** start INPUT MATERIAL **
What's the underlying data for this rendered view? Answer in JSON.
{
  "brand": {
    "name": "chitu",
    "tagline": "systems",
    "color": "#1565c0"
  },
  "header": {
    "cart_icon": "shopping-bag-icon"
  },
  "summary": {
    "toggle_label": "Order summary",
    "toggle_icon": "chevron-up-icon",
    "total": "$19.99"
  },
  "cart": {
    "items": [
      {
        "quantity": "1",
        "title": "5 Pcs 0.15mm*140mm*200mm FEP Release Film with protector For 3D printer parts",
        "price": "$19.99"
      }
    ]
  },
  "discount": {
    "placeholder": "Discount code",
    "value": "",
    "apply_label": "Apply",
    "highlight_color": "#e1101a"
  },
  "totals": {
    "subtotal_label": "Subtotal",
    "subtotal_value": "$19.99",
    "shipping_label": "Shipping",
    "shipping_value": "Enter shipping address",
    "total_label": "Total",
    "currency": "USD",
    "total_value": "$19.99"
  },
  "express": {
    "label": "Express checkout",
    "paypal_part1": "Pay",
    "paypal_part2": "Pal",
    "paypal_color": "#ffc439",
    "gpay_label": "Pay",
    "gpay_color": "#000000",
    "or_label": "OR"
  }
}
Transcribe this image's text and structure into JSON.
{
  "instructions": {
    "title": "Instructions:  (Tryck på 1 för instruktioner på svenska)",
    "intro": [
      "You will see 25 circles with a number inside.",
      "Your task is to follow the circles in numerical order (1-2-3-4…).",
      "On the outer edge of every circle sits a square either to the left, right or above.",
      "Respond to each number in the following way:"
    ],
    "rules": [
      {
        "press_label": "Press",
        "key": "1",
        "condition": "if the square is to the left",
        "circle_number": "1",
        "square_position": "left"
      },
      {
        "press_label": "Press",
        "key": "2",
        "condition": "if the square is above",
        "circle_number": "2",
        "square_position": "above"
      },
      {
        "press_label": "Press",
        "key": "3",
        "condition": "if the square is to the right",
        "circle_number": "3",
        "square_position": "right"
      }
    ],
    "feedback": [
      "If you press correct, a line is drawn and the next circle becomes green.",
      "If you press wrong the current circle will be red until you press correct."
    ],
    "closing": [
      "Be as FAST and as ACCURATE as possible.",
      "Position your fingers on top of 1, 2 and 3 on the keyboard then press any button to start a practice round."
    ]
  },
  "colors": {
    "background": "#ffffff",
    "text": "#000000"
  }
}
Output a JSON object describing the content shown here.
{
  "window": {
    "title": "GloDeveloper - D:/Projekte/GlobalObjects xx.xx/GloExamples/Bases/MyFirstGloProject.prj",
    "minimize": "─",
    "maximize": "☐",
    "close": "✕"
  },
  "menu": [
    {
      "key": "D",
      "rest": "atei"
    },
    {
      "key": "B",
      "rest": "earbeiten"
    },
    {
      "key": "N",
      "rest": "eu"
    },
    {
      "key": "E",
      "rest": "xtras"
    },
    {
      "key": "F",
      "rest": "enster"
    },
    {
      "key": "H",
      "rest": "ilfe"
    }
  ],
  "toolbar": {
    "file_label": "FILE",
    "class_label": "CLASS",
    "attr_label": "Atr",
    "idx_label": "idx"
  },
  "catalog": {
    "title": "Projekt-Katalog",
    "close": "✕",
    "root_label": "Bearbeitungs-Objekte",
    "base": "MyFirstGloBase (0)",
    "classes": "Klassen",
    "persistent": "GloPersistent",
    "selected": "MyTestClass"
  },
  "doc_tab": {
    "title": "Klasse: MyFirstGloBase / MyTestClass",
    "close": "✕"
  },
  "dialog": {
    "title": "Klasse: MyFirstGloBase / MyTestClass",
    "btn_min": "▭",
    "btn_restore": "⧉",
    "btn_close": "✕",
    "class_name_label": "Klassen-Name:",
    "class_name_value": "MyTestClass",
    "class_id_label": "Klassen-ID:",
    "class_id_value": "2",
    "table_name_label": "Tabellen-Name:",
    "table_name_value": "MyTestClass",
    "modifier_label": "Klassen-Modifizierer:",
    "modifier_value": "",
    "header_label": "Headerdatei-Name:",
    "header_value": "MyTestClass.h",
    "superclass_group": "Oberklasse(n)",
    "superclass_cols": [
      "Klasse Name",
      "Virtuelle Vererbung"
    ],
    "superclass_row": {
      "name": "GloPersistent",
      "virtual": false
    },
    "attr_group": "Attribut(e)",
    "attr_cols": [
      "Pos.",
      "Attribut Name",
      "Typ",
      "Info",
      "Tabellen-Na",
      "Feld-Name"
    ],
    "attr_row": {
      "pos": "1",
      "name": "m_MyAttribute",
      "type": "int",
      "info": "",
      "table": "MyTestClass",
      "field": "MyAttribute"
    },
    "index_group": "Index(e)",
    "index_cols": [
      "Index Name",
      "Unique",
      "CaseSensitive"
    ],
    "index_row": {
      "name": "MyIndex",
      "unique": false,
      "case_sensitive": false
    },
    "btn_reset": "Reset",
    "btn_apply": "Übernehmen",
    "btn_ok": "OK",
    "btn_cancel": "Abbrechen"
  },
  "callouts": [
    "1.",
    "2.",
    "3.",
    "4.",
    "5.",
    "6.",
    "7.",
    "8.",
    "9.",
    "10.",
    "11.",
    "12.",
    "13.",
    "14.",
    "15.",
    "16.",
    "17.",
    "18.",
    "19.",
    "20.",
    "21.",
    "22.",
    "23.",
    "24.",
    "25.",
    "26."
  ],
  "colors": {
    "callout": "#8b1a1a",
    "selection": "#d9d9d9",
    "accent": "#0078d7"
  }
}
** end INPUT MATERIAL **
WHAT IS ASKED: From the entries above, copy every line that holds the word "right".

RESULT:
      "On the outer edge of every circle sits a square either to the left, right or above.",
        "condition": "if the square is to the right",
        "square_position": "right"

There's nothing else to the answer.